* GOAL
Locate the lines of the listing below that hold "color", then copy each of them.

* MATERIAL SUPPLIED
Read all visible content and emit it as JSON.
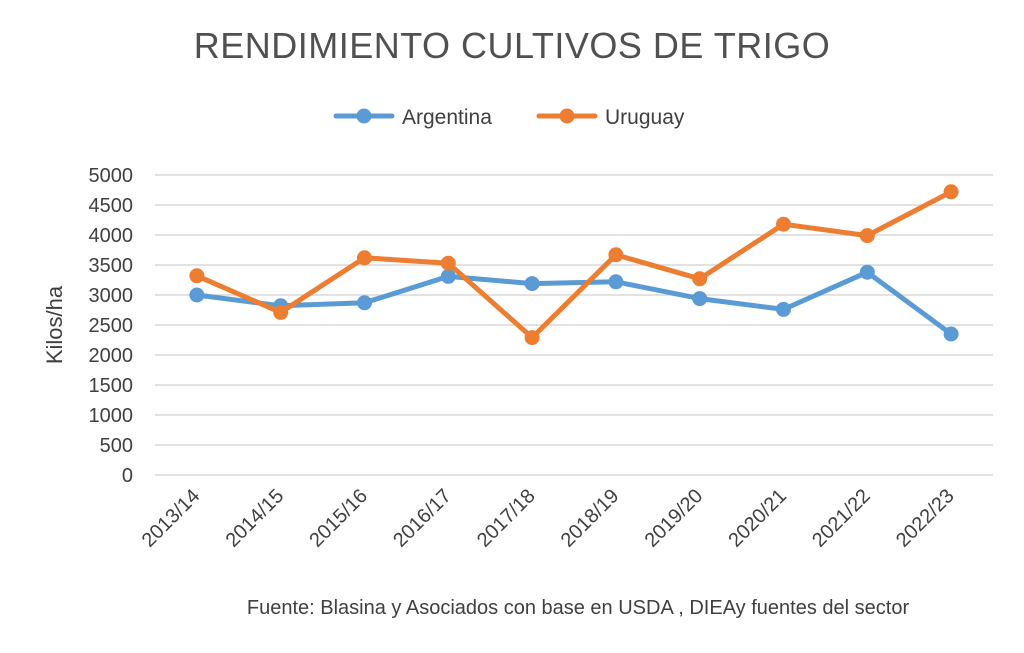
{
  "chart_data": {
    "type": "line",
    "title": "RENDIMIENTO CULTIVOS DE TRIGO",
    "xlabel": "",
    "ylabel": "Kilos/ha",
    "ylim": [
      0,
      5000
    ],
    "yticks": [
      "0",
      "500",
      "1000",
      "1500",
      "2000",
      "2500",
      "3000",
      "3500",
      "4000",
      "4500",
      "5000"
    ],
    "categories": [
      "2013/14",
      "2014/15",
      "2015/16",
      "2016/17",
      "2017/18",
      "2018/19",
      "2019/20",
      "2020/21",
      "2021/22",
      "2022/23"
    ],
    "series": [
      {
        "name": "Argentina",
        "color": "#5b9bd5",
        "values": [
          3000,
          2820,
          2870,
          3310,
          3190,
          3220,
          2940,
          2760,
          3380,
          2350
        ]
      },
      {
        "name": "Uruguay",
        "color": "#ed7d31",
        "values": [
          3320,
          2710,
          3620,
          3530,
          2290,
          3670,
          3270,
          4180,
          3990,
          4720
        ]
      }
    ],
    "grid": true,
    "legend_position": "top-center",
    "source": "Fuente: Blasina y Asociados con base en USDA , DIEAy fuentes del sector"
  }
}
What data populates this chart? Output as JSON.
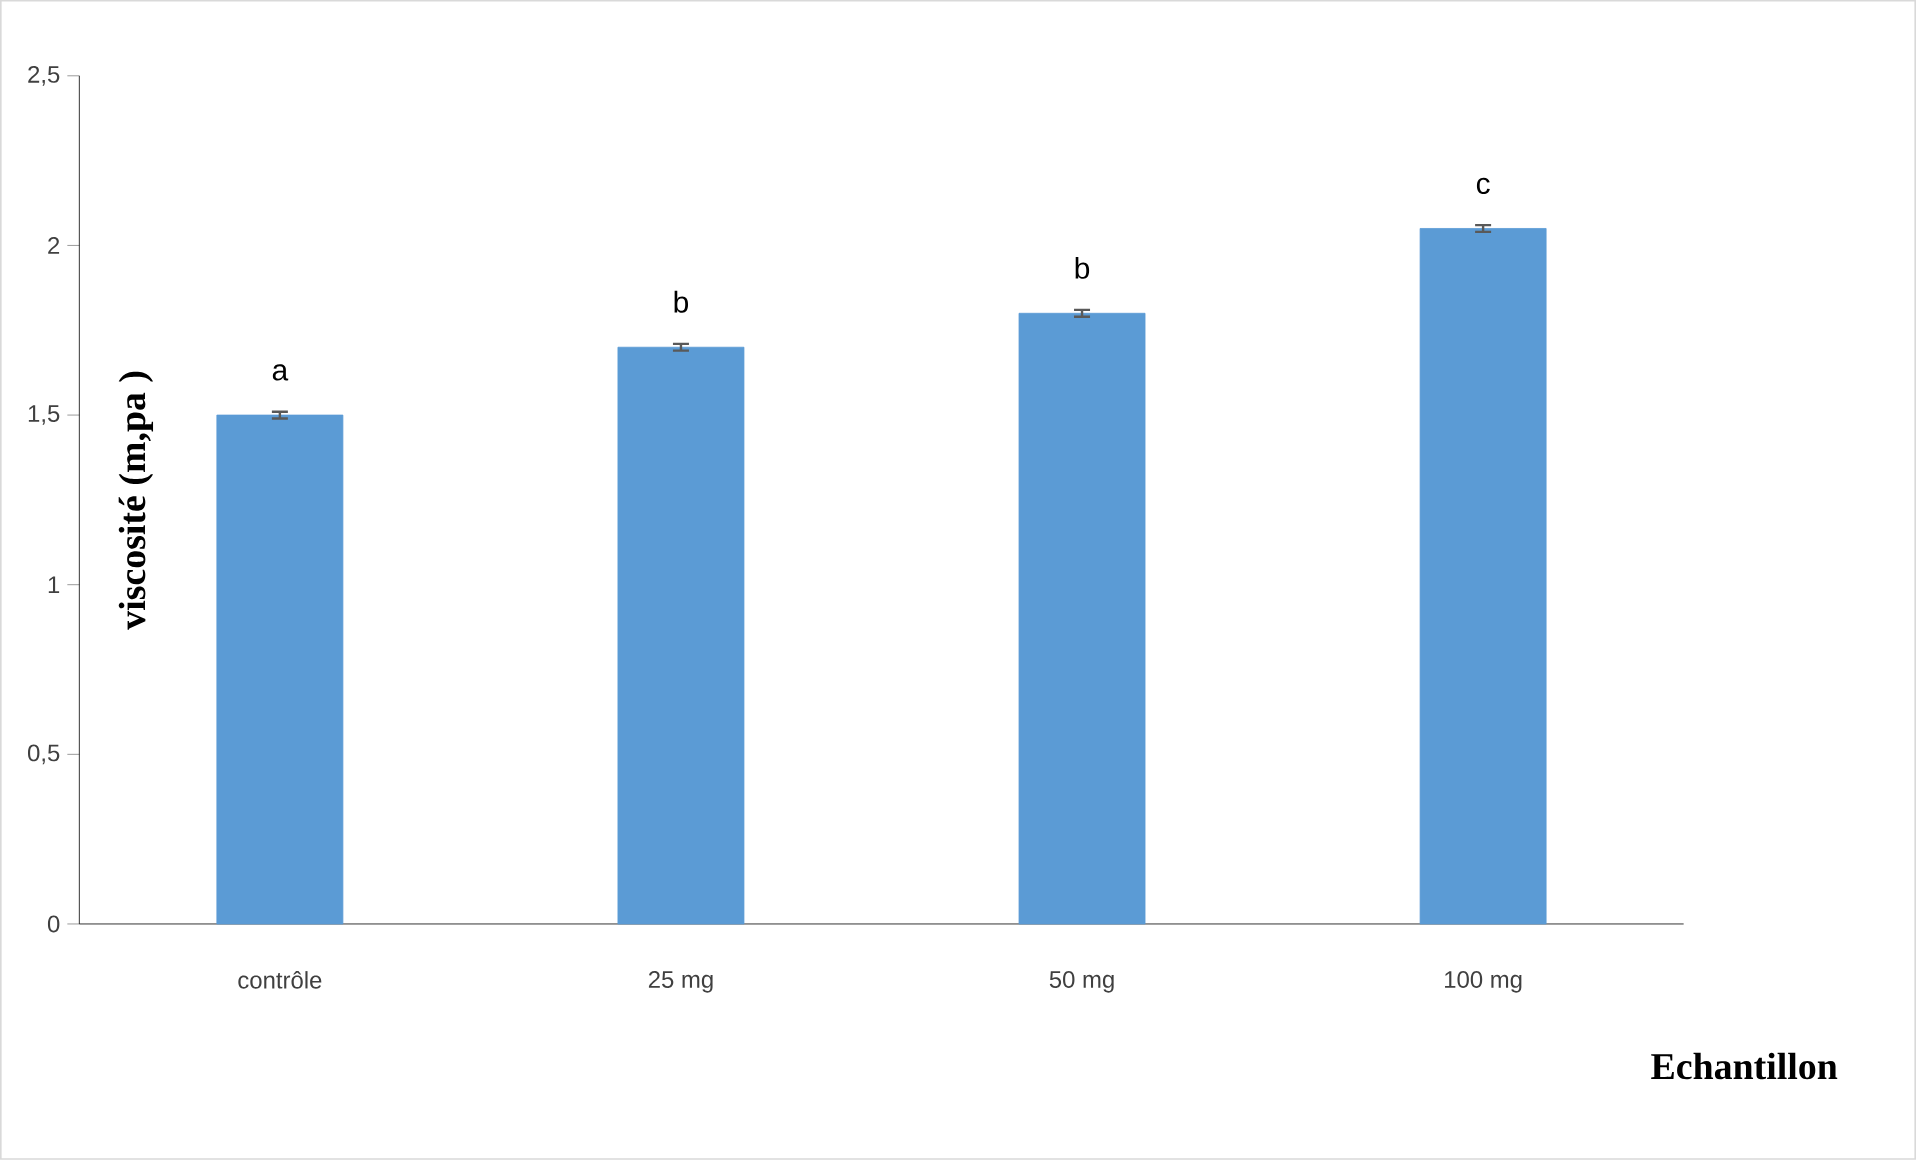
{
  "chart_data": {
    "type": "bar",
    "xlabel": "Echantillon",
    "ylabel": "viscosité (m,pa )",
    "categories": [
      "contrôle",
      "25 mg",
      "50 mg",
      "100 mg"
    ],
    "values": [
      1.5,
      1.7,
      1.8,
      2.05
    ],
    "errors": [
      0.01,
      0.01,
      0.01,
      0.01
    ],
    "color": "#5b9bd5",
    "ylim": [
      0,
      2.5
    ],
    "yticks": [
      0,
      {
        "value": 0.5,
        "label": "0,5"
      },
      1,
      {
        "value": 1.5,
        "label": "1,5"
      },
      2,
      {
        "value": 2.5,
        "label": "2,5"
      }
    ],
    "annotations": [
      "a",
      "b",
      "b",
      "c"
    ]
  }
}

* ANSWER FOR THE TASK
        "color": "#5b9bd5",
        "color": "#ed7d31",
    "color": "#5b9bd5",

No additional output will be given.